PROBLEM TO SOLVE –
Retype the entries from the first line through the line that contains "status-icons: 2.00 KB/S", with both of those lines included, and copy each line without any change.

RECORDS PROVIDED –
##########

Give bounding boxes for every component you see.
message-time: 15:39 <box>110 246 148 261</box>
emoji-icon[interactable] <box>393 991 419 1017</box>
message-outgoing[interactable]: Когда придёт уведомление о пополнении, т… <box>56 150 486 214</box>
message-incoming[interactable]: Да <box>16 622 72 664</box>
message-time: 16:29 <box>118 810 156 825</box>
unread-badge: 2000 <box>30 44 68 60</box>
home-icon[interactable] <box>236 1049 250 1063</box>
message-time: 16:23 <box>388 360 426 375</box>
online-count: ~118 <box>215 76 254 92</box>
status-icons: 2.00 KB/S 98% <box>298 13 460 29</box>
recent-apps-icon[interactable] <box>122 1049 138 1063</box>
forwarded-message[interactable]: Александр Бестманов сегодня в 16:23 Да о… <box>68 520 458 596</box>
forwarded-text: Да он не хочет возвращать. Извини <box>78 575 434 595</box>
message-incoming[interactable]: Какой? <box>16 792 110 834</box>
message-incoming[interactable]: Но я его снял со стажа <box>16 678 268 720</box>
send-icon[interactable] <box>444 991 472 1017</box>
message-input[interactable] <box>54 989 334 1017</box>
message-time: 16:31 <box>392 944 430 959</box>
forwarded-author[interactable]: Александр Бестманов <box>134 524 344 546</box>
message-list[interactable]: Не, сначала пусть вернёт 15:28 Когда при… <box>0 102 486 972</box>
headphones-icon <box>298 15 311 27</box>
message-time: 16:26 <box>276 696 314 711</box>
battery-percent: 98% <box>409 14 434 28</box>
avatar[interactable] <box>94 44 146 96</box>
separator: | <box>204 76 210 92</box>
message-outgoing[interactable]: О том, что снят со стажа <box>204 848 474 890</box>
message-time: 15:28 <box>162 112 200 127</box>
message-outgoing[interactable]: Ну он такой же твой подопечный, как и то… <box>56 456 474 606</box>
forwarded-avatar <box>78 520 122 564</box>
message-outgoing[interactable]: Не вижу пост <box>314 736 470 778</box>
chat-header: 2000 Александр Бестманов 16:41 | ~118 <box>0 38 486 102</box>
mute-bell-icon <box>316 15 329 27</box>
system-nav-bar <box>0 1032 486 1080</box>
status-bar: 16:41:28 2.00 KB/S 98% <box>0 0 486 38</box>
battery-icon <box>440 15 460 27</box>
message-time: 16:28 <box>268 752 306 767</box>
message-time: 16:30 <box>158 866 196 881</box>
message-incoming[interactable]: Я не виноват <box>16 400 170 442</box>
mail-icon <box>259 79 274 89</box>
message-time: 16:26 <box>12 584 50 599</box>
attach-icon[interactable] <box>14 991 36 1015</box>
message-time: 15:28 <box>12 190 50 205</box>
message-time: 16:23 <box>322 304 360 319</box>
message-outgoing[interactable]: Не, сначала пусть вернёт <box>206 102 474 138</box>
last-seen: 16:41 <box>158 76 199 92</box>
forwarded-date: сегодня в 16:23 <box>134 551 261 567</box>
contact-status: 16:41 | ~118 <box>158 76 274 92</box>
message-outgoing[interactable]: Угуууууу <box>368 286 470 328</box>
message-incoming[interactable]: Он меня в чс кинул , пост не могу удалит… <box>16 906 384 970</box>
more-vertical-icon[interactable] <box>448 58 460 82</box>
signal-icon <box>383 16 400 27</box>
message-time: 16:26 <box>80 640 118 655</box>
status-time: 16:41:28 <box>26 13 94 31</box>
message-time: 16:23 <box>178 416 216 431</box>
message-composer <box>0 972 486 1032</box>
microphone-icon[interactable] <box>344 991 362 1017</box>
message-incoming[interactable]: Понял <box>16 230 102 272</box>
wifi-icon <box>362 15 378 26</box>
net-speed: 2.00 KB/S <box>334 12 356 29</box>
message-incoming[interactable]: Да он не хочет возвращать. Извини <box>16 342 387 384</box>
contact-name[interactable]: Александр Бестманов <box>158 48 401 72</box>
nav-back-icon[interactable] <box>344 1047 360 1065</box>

##########

EXPECTED ANSWER –
Give bounding boxes for every component you see.
message-time: 15:39 <box>110 246 148 261</box>
emoji-icon[interactable] <box>393 991 419 1017</box>
message-outgoing[interactable]: Когда придёт уведомление о пополнении, т… <box>56 150 486 214</box>
message-incoming[interactable]: Да <box>16 622 72 664</box>
message-time: 16:29 <box>118 810 156 825</box>
unread-badge: 2000 <box>30 44 68 60</box>
home-icon[interactable] <box>236 1049 250 1063</box>
message-time: 16:23 <box>388 360 426 375</box>
online-count: ~118 <box>215 76 254 92</box>
status-icons: 2.00 KB/S 98% <box>298 13 460 29</box>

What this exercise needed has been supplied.